Required task ::
Locate every line that holds the string "Data" and copy it.

[BEGIN]

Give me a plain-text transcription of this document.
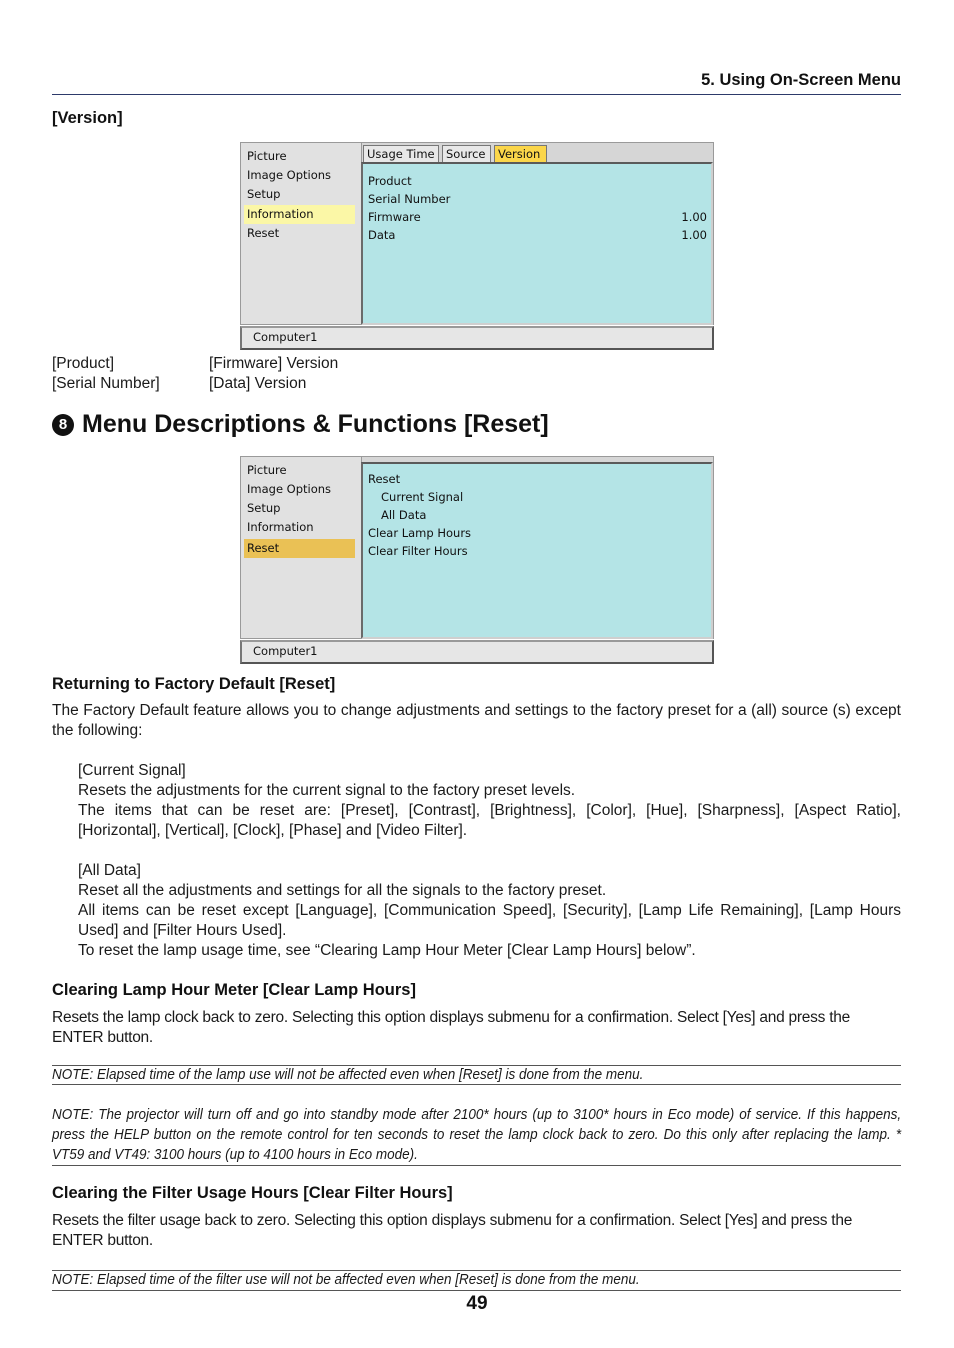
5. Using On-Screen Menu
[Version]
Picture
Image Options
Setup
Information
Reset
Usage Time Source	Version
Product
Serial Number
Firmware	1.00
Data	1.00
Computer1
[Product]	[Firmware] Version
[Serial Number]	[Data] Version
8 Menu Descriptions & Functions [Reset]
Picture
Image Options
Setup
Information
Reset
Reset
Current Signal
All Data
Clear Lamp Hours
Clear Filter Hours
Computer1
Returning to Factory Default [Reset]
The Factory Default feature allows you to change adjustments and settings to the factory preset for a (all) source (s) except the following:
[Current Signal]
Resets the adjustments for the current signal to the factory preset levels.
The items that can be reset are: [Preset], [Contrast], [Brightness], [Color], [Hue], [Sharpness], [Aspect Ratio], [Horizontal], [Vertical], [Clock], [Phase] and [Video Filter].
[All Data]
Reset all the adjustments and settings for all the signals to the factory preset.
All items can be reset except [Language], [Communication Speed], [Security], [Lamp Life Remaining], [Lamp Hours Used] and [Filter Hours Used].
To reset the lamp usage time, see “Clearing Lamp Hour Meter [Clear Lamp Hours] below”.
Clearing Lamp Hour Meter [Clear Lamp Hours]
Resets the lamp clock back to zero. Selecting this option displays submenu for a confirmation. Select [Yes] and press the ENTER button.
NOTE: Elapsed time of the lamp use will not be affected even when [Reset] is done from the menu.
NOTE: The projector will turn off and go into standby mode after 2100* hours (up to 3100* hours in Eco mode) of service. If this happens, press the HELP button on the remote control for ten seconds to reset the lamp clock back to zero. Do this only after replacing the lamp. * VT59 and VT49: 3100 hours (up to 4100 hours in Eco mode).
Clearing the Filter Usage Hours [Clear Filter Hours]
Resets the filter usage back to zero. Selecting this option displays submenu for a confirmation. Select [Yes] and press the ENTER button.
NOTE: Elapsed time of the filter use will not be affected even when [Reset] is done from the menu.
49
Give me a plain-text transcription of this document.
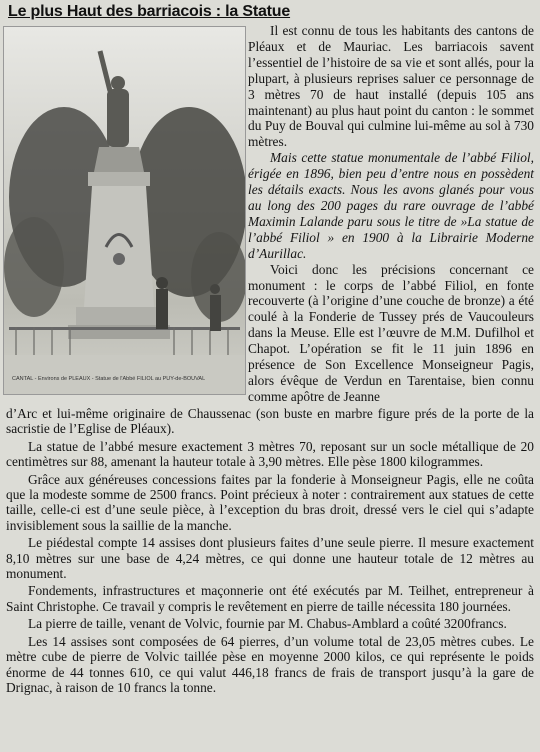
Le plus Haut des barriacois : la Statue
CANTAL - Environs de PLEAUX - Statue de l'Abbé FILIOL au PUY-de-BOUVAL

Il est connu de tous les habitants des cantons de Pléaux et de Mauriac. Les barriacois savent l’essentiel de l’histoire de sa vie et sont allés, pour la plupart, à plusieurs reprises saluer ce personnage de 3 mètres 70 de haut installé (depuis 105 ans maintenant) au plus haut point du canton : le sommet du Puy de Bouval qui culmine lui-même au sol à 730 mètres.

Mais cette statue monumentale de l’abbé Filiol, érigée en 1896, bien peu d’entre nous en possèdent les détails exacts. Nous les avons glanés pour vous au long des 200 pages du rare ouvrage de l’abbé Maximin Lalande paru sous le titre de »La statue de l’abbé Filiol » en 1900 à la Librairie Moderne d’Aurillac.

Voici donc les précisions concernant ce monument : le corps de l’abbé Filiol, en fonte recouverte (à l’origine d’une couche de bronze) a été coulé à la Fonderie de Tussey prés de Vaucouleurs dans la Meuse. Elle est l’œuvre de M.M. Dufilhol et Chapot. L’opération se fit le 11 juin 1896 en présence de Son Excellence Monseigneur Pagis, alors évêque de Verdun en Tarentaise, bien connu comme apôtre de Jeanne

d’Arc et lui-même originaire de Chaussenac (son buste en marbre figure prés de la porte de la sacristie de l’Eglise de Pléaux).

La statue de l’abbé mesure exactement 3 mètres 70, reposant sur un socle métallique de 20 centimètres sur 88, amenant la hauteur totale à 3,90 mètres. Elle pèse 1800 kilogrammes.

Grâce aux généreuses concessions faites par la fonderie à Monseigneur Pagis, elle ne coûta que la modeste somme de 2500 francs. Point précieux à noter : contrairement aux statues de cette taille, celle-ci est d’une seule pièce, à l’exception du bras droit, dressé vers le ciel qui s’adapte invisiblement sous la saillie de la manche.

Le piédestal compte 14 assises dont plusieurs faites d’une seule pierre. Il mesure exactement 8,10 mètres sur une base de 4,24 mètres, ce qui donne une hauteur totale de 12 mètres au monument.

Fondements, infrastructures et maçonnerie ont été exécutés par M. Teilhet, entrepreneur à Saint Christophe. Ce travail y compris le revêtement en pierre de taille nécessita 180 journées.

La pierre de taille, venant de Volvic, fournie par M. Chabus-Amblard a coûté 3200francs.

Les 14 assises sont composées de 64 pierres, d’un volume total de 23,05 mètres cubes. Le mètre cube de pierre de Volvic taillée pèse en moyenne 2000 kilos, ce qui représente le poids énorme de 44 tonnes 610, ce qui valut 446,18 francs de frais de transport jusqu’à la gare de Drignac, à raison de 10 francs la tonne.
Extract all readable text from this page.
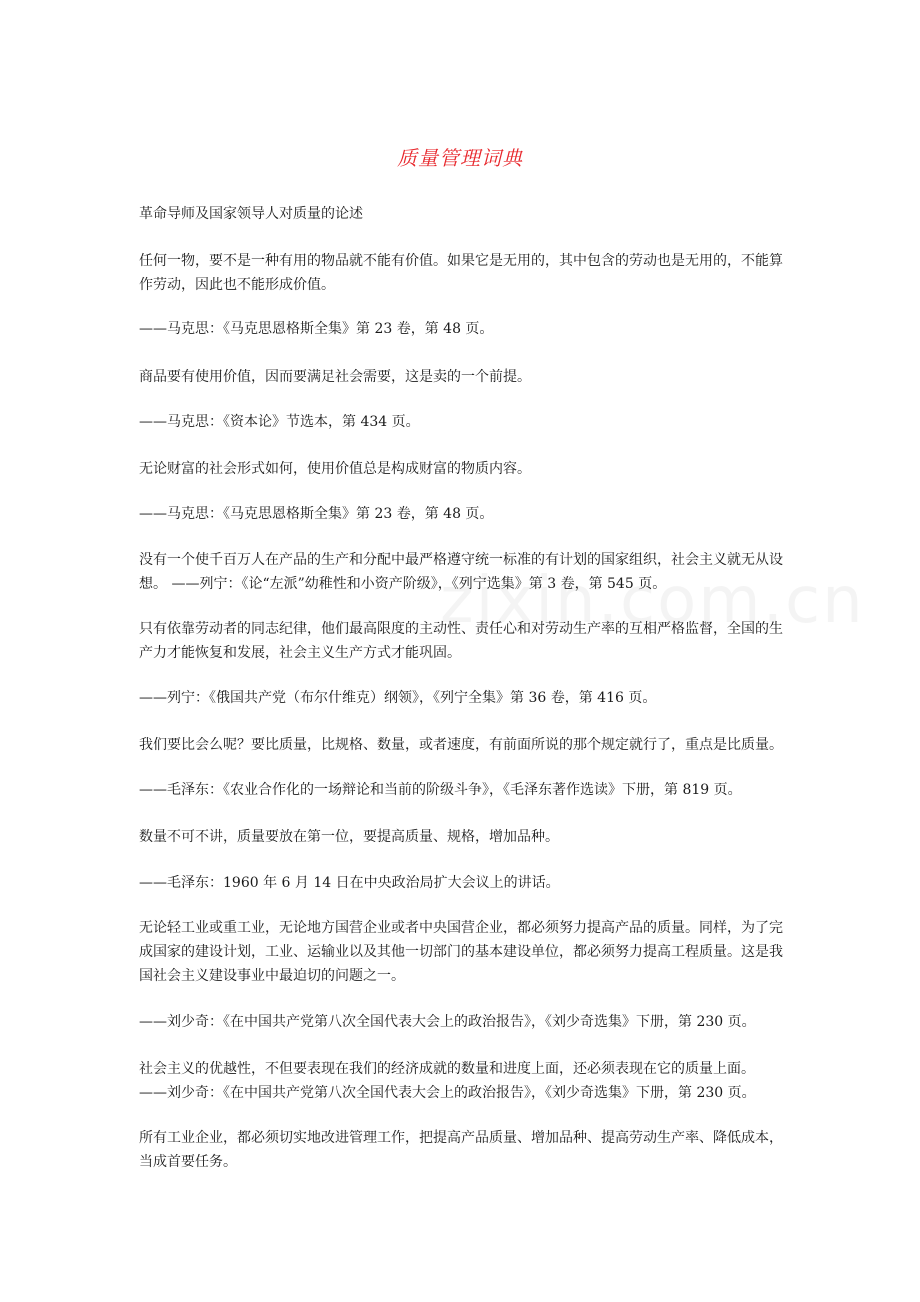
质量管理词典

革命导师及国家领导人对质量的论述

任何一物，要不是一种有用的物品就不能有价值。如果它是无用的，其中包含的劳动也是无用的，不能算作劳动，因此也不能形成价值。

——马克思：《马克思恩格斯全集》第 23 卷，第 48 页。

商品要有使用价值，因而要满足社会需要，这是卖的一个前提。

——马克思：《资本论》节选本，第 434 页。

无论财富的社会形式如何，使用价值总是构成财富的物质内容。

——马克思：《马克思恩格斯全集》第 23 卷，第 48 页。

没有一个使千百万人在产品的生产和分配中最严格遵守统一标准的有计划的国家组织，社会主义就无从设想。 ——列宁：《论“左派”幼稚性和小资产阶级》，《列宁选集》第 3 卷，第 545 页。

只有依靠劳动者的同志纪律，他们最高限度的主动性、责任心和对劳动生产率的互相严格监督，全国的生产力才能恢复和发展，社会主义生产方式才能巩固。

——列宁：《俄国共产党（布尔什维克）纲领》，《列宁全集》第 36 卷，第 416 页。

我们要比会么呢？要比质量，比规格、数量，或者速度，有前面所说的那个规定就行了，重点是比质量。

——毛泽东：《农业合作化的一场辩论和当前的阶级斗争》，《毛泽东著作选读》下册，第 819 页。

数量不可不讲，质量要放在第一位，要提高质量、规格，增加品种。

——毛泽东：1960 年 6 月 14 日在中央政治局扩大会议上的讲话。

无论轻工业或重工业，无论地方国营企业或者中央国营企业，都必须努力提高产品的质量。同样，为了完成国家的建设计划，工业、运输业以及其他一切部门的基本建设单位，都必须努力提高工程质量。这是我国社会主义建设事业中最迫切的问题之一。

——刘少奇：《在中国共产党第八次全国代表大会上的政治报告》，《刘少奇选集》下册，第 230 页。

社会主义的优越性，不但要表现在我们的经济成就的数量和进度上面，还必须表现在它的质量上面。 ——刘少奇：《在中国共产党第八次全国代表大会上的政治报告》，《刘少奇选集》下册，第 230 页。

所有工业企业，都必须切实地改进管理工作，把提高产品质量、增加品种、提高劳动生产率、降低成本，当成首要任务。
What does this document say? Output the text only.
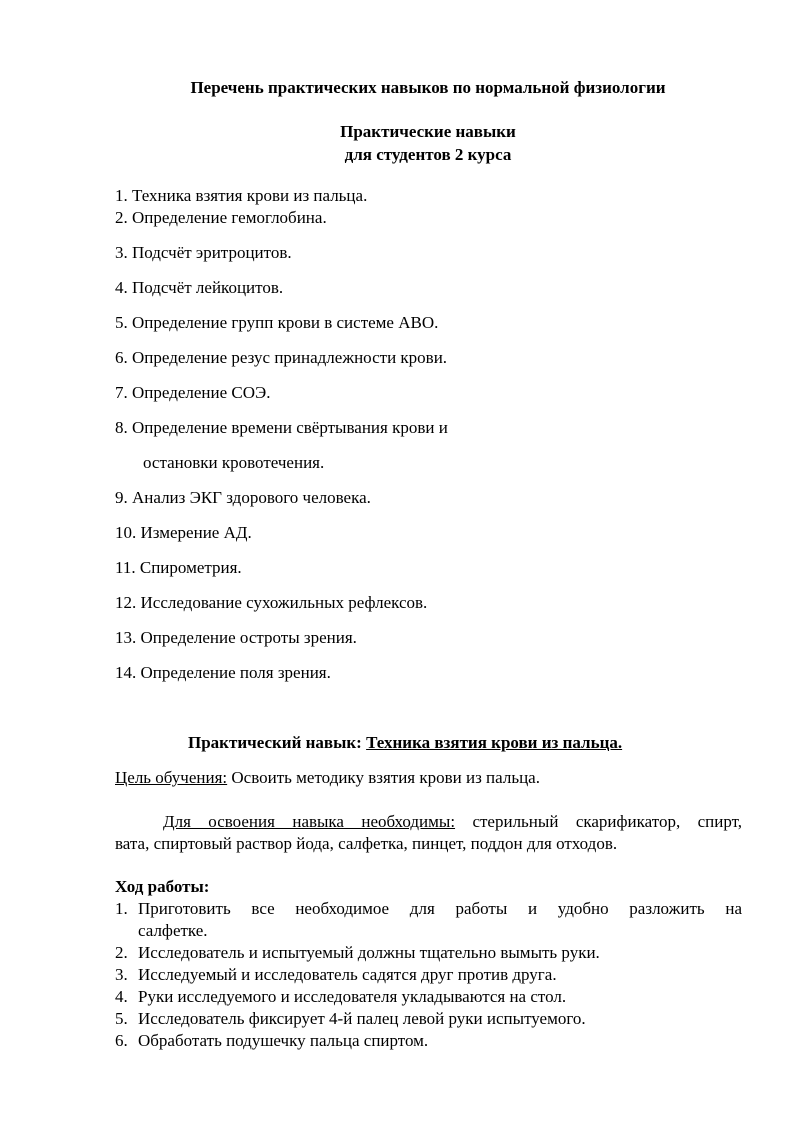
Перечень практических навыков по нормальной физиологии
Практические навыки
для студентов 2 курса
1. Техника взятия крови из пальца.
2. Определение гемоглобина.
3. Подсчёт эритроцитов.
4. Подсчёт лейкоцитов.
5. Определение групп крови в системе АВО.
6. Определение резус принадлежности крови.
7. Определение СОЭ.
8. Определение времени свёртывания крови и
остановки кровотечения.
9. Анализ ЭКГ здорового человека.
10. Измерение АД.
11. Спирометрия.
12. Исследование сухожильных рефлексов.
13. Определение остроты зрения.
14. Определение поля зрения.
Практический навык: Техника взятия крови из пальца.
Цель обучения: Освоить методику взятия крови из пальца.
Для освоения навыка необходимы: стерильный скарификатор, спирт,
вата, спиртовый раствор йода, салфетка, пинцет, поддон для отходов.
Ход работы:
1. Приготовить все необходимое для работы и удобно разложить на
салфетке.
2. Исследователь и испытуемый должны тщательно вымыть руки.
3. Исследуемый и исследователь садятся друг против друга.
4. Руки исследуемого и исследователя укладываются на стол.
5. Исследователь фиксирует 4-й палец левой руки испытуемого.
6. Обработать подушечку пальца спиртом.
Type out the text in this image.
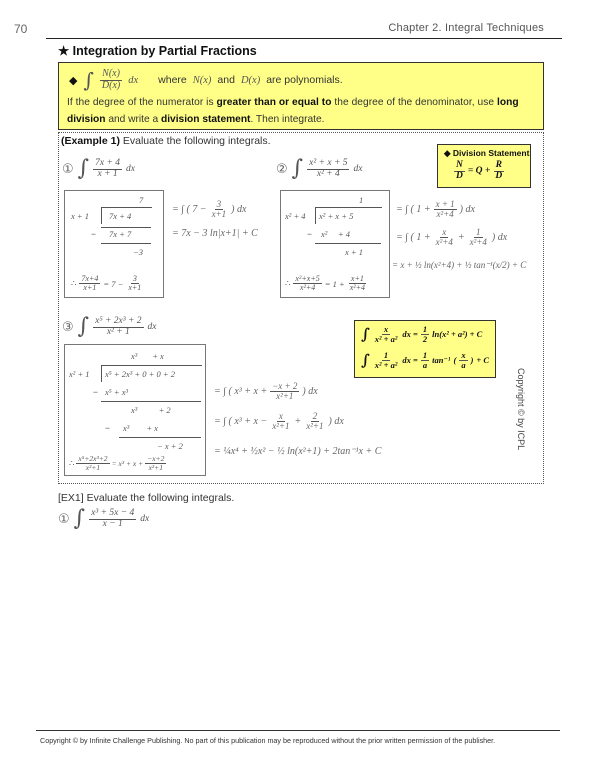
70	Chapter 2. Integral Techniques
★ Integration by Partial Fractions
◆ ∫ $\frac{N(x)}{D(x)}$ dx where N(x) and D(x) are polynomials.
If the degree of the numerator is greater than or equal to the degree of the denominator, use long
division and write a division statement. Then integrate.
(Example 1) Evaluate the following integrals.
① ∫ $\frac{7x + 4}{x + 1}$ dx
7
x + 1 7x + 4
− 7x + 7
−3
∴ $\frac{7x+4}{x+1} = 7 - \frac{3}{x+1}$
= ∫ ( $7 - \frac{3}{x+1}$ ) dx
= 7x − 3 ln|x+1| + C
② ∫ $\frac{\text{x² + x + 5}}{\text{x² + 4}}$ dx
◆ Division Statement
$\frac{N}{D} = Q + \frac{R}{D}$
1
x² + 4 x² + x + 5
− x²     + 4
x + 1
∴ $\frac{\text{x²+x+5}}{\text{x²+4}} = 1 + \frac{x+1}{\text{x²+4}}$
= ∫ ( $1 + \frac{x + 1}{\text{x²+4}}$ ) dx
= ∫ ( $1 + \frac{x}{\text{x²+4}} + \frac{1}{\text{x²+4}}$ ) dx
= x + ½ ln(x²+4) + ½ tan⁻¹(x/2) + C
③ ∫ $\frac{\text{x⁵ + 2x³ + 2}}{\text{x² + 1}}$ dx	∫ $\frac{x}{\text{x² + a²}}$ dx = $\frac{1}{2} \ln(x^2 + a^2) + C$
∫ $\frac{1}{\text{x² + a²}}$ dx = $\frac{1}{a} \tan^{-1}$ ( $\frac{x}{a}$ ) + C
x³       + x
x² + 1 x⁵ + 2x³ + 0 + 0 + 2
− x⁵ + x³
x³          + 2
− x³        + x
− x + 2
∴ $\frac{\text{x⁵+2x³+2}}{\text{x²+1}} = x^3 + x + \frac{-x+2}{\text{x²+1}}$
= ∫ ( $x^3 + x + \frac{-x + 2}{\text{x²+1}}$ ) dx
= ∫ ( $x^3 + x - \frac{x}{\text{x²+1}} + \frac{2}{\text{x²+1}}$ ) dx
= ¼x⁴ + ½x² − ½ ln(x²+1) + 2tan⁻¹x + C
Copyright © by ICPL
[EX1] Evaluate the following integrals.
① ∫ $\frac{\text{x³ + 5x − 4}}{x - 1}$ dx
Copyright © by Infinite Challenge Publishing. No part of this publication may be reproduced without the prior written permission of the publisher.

[END]

Correct output ::
Data	1.00
[Serial Number]	[Data] Version
All Data
[All Data]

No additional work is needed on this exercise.